-- start Provided information --

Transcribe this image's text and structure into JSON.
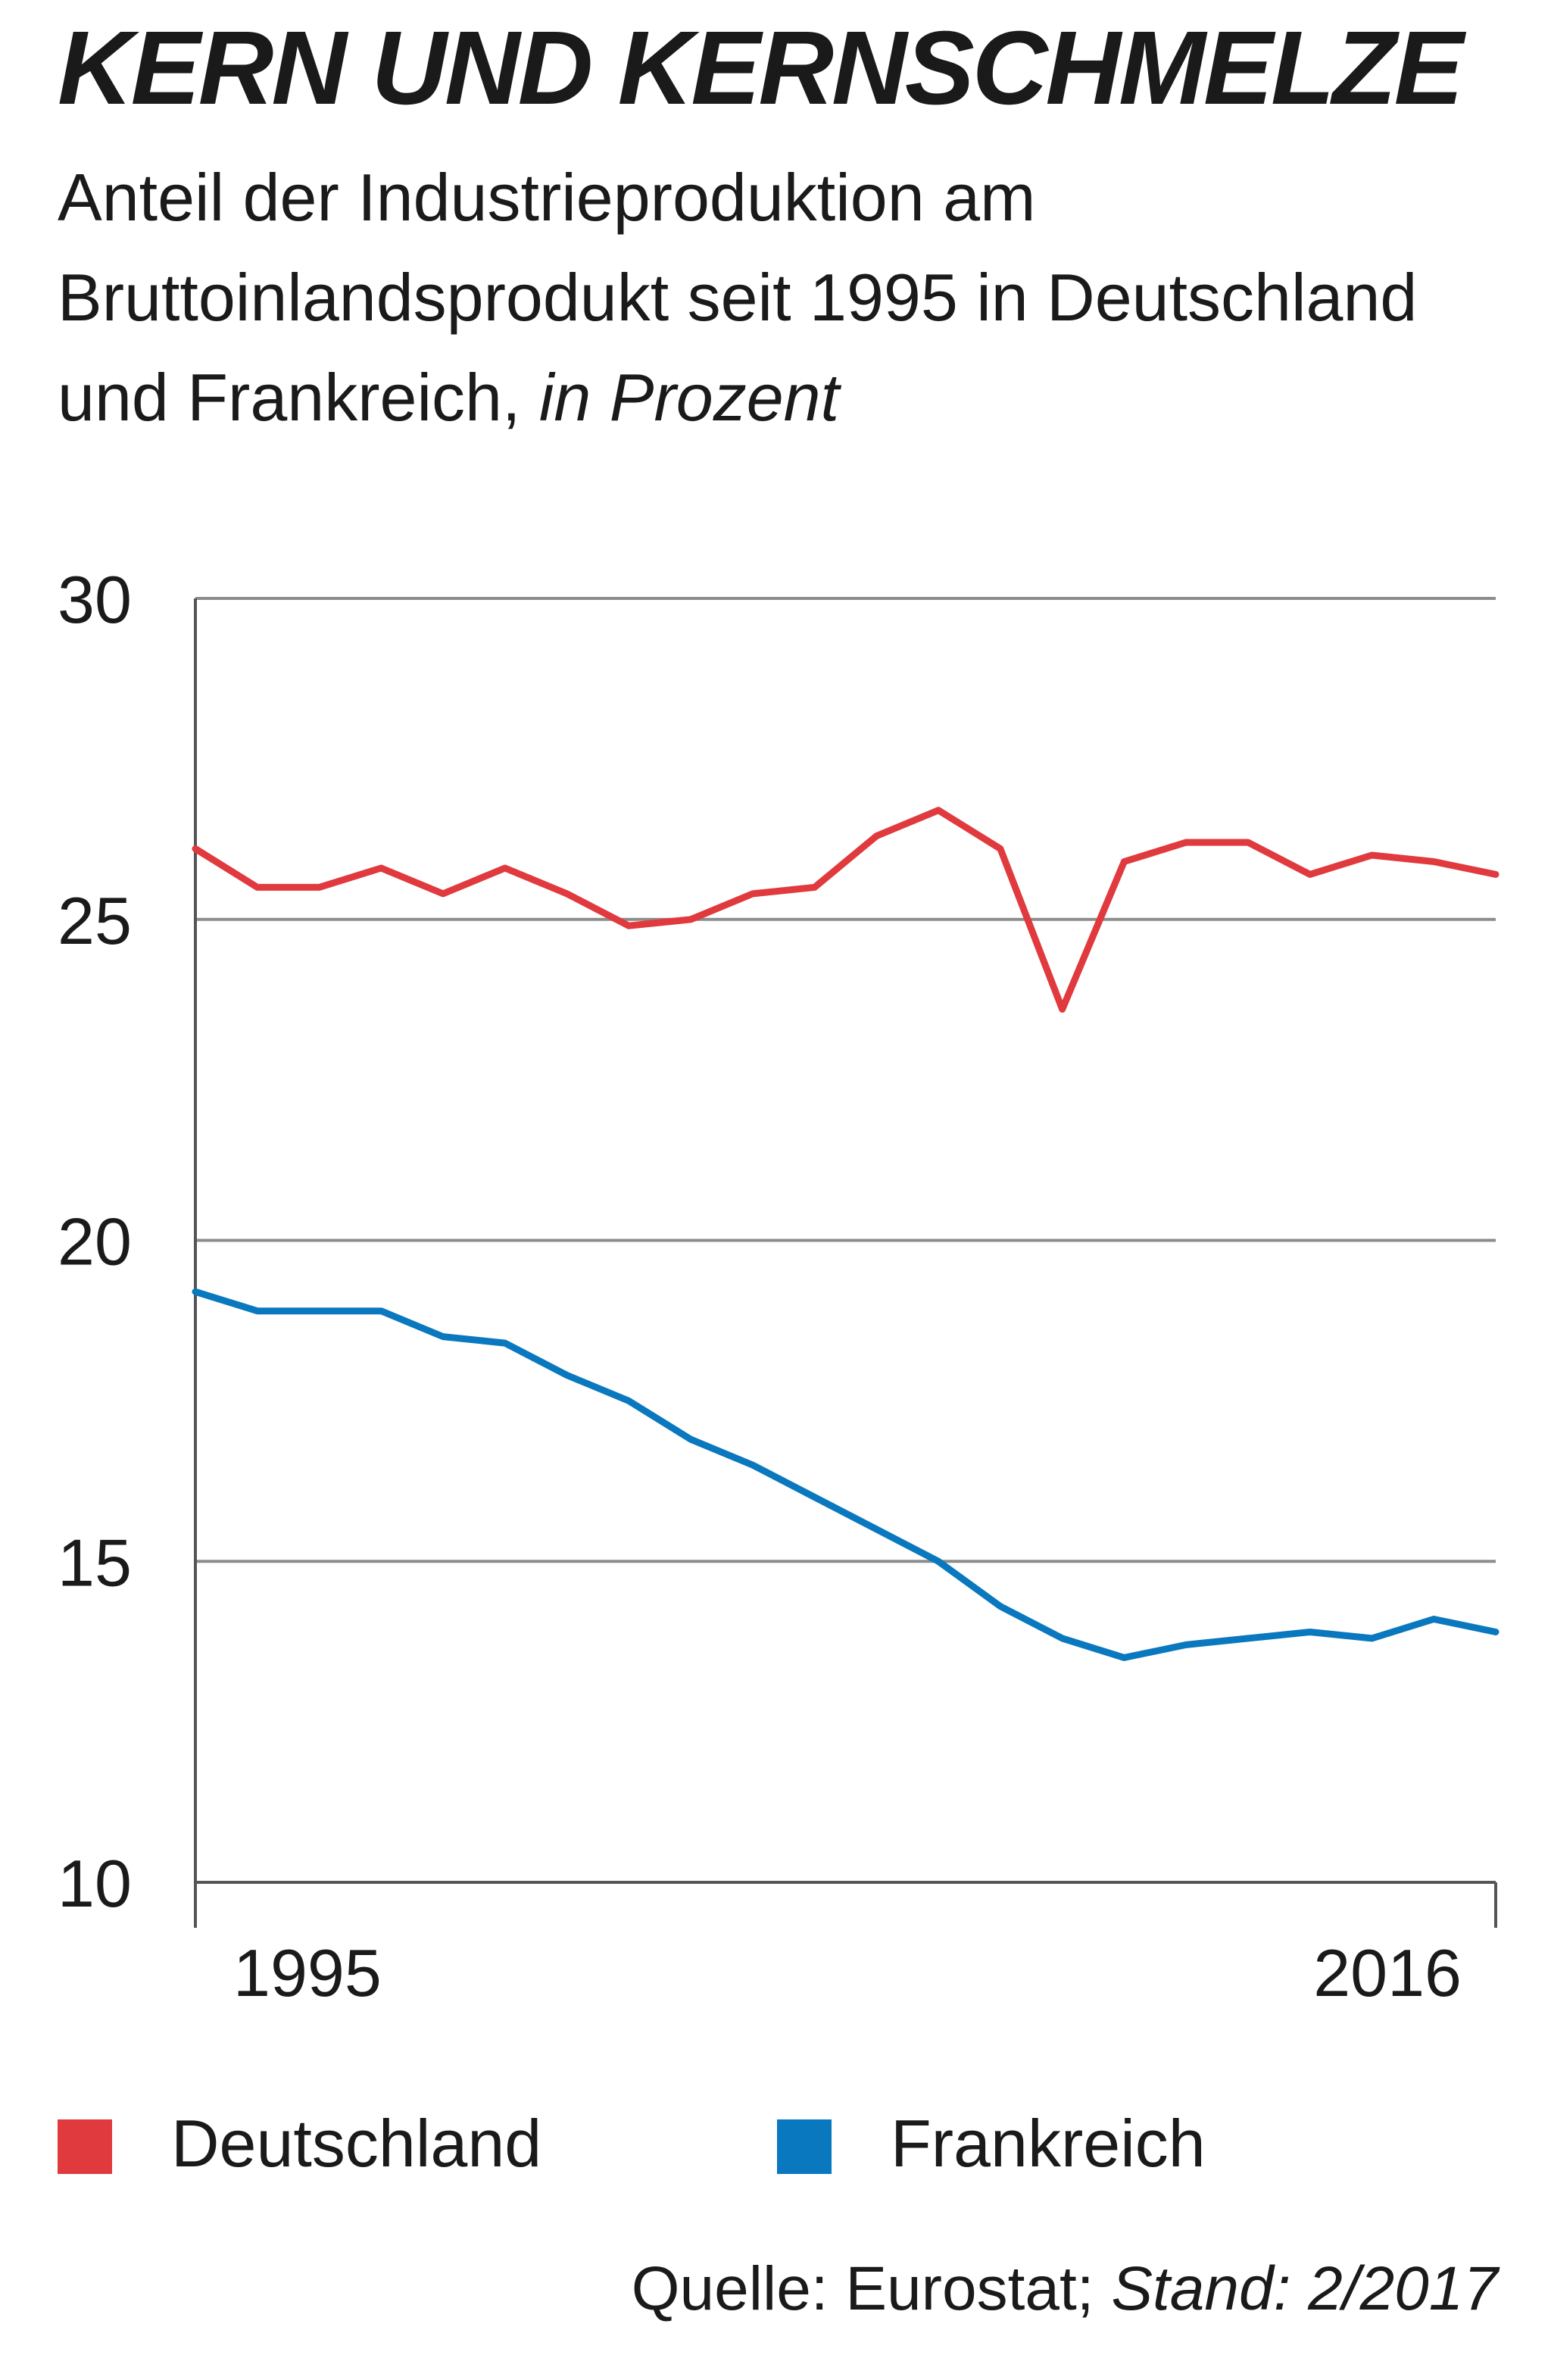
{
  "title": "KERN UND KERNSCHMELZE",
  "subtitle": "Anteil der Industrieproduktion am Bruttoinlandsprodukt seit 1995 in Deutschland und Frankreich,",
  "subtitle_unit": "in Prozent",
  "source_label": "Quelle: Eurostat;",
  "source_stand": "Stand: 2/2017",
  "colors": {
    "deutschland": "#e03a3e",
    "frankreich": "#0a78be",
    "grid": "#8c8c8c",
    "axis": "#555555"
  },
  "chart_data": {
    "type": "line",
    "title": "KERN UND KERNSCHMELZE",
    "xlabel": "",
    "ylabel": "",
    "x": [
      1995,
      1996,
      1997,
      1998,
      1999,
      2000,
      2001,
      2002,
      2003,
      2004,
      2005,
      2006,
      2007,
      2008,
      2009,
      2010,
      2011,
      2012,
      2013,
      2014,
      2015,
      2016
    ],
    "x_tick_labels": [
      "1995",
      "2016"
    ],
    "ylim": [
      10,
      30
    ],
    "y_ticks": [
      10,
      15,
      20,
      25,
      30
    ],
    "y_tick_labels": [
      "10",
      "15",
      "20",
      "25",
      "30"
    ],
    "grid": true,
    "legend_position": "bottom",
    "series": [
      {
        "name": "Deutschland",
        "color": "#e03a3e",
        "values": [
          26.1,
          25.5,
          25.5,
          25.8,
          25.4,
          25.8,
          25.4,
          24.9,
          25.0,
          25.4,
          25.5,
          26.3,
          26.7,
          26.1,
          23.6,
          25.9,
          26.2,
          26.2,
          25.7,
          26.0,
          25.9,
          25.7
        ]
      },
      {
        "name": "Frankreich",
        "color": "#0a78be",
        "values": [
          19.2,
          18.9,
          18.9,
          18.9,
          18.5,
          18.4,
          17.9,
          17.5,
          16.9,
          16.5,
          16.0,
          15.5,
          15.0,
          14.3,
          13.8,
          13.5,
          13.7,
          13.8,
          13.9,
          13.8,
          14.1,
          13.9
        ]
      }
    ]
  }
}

-- end Provided information --

■ **Problem statement**
Find out how many lines in the listing contain the string "KERN". Give the number alone.

■ **Task result**
2